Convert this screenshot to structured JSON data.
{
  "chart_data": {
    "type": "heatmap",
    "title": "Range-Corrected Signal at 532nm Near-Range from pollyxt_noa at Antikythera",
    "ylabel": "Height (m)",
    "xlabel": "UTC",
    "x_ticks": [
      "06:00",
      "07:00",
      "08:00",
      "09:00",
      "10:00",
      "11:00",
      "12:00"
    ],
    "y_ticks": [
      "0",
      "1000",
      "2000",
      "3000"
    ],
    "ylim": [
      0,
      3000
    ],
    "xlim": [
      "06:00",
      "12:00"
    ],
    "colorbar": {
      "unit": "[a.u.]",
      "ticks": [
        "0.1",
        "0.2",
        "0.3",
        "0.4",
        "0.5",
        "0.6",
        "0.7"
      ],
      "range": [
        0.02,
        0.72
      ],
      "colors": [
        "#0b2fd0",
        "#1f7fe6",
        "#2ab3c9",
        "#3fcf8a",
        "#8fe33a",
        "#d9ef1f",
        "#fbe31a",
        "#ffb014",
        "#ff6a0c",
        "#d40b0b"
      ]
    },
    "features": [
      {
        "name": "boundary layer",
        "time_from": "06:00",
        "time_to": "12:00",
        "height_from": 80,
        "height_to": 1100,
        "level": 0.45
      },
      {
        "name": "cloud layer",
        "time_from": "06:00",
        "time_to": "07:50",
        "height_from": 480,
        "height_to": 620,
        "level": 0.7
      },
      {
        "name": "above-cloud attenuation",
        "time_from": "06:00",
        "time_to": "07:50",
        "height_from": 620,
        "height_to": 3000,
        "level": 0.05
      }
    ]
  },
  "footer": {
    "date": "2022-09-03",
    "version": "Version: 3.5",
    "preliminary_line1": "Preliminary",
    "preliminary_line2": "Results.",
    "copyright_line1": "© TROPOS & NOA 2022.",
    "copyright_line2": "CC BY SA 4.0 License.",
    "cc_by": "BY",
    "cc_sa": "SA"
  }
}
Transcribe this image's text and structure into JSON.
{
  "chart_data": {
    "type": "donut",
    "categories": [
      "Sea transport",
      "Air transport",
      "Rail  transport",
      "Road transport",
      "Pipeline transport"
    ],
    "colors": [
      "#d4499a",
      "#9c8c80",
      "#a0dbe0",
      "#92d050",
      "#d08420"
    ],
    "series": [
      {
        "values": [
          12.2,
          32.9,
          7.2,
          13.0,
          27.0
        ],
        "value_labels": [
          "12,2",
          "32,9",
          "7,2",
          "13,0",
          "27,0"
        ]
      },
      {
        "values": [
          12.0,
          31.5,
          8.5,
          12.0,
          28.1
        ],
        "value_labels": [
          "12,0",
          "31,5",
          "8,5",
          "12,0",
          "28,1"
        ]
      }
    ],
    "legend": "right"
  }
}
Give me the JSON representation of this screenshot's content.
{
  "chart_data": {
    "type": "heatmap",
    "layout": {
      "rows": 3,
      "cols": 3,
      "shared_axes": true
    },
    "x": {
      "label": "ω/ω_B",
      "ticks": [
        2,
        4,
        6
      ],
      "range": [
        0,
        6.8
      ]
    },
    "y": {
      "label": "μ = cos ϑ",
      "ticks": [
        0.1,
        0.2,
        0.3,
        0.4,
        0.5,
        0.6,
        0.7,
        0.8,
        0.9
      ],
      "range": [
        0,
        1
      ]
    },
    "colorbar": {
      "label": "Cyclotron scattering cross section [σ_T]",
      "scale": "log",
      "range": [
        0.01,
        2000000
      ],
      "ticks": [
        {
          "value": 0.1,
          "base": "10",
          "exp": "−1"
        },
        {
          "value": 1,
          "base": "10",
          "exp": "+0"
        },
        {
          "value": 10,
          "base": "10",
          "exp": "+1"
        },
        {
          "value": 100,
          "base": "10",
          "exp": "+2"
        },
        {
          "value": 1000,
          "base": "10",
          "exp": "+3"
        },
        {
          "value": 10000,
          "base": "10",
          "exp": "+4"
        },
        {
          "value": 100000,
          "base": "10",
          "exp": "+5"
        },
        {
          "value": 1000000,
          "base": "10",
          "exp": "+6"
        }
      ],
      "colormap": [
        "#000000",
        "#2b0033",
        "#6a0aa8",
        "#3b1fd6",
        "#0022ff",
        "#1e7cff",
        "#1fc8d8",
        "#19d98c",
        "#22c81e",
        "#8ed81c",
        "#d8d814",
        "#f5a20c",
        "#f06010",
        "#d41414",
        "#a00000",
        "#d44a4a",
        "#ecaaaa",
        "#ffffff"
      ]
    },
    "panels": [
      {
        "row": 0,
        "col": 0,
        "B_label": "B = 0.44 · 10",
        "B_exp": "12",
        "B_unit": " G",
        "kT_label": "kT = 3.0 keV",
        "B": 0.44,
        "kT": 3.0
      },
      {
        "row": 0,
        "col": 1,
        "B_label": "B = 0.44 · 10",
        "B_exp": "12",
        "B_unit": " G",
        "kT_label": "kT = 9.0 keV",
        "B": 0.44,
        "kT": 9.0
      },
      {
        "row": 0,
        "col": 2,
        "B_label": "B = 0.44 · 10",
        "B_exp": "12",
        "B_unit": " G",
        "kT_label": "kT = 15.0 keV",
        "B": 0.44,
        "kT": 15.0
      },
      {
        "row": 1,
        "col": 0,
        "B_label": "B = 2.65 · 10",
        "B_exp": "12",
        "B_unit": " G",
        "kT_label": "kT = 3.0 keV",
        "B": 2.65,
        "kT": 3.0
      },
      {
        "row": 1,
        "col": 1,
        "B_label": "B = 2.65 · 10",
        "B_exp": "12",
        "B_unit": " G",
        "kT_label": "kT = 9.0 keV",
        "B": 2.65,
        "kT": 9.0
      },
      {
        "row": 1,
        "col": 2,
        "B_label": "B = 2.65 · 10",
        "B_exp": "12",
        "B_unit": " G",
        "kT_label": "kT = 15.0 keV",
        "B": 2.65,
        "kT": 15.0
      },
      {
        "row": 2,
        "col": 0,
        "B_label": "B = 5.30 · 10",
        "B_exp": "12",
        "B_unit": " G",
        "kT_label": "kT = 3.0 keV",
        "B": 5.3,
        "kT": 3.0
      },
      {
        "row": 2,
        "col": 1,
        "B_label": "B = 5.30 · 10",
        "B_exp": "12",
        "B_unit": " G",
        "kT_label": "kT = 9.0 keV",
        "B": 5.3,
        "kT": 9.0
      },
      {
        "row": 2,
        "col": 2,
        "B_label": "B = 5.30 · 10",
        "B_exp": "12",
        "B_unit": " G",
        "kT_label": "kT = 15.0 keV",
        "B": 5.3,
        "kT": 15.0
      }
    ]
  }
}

────────────────

What the task asks -> Copy out the full material exactly as it appears.

Exercise solution ->
Convert this screenshot to structured JSON data.
{
  "chart_data": {
    "type": "heatmap",
    "title": "Range-Corrected Signal at 532nm Near-Range from pollyxt_noa at Antikythera",
    "ylabel": "Height (m)",
    "xlabel": "UTC",
    "x_ticks": [
      "06:00",
      "07:00",
      "08:00",
      "09:00",
      "10:00",
      "11:00",
      "12:00"
    ],
    "y_ticks": [
      "0",
      "1000",
      "2000",
      "3000"
    ],
    "ylim": [
      0,
      3000
    ],
    "xlim": [
      "06:00",
      "12:00"
    ],
    "colorbar": {
      "unit": "[a.u.]",
      "ticks": [
        "0.1",
        "0.2",
        "0.3",
        "0.4",
        "0.5",
        "0.6",
        "0.7"
      ],
      "range": [
        0.02,
        0.72
      ],
      "colors": [
        "#0b2fd0",
        "#1f7fe6",
        "#2ab3c9",
        "#3fcf8a",
        "#8fe33a",
        "#d9ef1f",
        "#fbe31a",
        "#ffb014",
        "#ff6a0c",
        "#d40b0b"
      ]
    },
    "features": [
      {
        "name": "boundary layer",
        "time_from": "06:00",
        "time_to": "12:00",
        "height_from": 80,
        "height_to": 1100,
        "level": 0.45
      },
      {
        "name": "cloud layer",
        "time_from": "06:00",
        "time_to": "07:50",
        "height_from": 480,
        "height_to": 620,
        "level": 0.7
      },
      {
        "name": "above-cloud attenuation",
        "time_from": "06:00",
        "time_to": "07:50",
        "height_from": 620,
        "height_to": 3000,
        "level": 0.05
      }
    ]
  },
  "footer": {
    "date": "2022-09-03",
    "version": "Version: 3.5",
    "preliminary_line1": "Preliminary",
    "preliminary_line2": "Results.",
    "copyright_line1": "© TROPOS & NOA 2022.",
    "copyright_line2": "CC BY SA 4.0 License.",
    "cc_by": "BY",
    "cc_sa": "SA"
  }
}
Transcribe this image's text and structure into JSON.
{
  "chart_data": {
    "type": "donut",
    "categories": [
      "Sea transport",
      "Air transport",
      "Rail  transport",
      "Road transport",
      "Pipeline transport"
    ],
    "colors": [
      "#d4499a",
      "#9c8c80",
      "#a0dbe0",
      "#92d050",
      "#d08420"
    ],
    "series": [
      {
        "values": [
          12.2,
          32.9,
          7.2,
          13.0,
          27.0
        ],
        "value_labels": [
          "12,2",
          "32,9",
          "7,2",
          "13,0",
          "27,0"
        ]
      },
      {
        "values": [
          12.0,
          31.5,
          8.5,
          12.0,
          28.1
        ],
        "value_labels": [
          "12,0",
          "31,5",
          "8,5",
          "12,0",
          "28,1"
        ]
      }
    ],
    "legend": "right"
  }
}
Give me the JSON representation of this screenshot's content.
{
  "chart_data": {
    "type": "heatmap",
    "layout": {
      "rows": 3,
      "cols": 3,
      "shared_axes": true
    },
    "x": {
      "label": "ω/ω_B",
      "ticks": [
        2,
        4,
        6
      ],
      "range": [
        0,
        6.8
      ]
    },
    "y": {
      "label": "μ = cos ϑ",
      "ticks": [
        0.1,
        0.2,
        0.3,
        0.4,
        0.5,
        0.6,
        0.7,
        0.8,
        0.9
      ],
      "range": [
        0,
        1
      ]
    },
    "colorbar": {
      "label": "Cyclotron scattering cross section [σ_T]",
      "scale": "log",
      "range": [
        0.01,
        2000000
      ],
      "ticks": [
        {
          "value": 0.1,
          "base": "10",
          "exp": "−1"
        },
        {
          "value": 1,
          "base": "10",
          "exp": "+0"
        },
        {
          "value": 10,
          "base": "10",
          "exp": "+1"
        },
        {
          "value": 100,
          "base": "10",
          "exp": "+2"
        },
        {
          "value": 1000,
          "base": "10",
          "exp": "+3"
        },
        {
          "value": 10000,
          "base": "10",
          "exp": "+4"
        },
        {
          "value": 100000,
          "base": "10",
          "exp": "+5"
        },
        {
          "value": 1000000,
          "base": "10",
          "exp": "+6"
        }
      ],
      "colormap": [
        "#000000",
        "#2b0033",
        "#6a0aa8",
        "#3b1fd6",
        "#0022ff",
        "#1e7cff",
        "#1fc8d8",
        "#19d98c",
        "#22c81e",
        "#8ed81c",
        "#d8d814",
        "#f5a20c",
        "#f06010",
        "#d41414",
        "#a00000",
        "#d44a4a",
        "#ecaaaa",
        "#ffffff"
      ]
    },
    "panels": [
      {
        "row": 0,
        "col": 0,
        "B_label": "B = 0.44 · 10",
        "B_exp": "12",
        "B_unit": " G",
        "kT_label": "kT = 3.0 keV",
        "B": 0.44,
        "kT": 3.0
      },
      {
        "row": 0,
        "col": 1,
        "B_label": "B = 0.44 · 10",
        "B_exp": "12",
        "B_unit": " G",
        "kT_label": "kT = 9.0 keV",
        "B": 0.44,
        "kT": 9.0
      },
      {
        "row": 0,
        "col": 2,
        "B_label": "B = 0.44 · 10",
        "B_exp": "12",
        "B_unit": " G",
        "kT_label": "kT = 15.0 keV",
        "B": 0.44,
        "kT": 15.0
      },
      {
        "row": 1,
        "col": 0,
        "B_label": "B = 2.65 · 10",
        "B_exp": "12",
        "B_unit": " G",
        "kT_label": "kT = 3.0 keV",
        "B": 2.65,
        "kT": 3.0
      },
      {
        "row": 1,
        "col": 1,
        "B_label": "B = 2.65 · 10",
        "B_exp": "12",
        "B_unit": " G",
        "kT_label": "kT = 9.0 keV",
        "B": 2.65,
        "kT": 9.0
      },
      {
        "row": 1,
        "col": 2,
        "B_label": "B = 2.65 · 10",
        "B_exp": "12",
        "B_unit": " G",
        "kT_label": "kT = 15.0 keV",
        "B": 2.65,
        "kT": 15.0
      },
      {
        "row": 2,
        "col": 0,
        "B_label": "B = 5.30 · 10",
        "B_exp": "12",
        "B_unit": " G",
        "kT_label": "kT = 3.0 keV",
        "B": 5.3,
        "kT": 3.0
      },
      {
        "row": 2,
        "col": 1,
        "B_label": "B = 5.30 · 10",
        "B_exp": "12",
        "B_unit": " G",
        "kT_label": "kT = 9.0 keV",
        "B": 5.3,
        "kT": 9.0
      },
      {
        "row": 2,
        "col": 2,
        "B_label": "B = 5.30 · 10",
        "B_exp": "12",
        "B_unit": " G",
        "kT_label": "kT = 15.0 keV",
        "B": 5.3,
        "kT": 15.0
      }
    ]
  }
}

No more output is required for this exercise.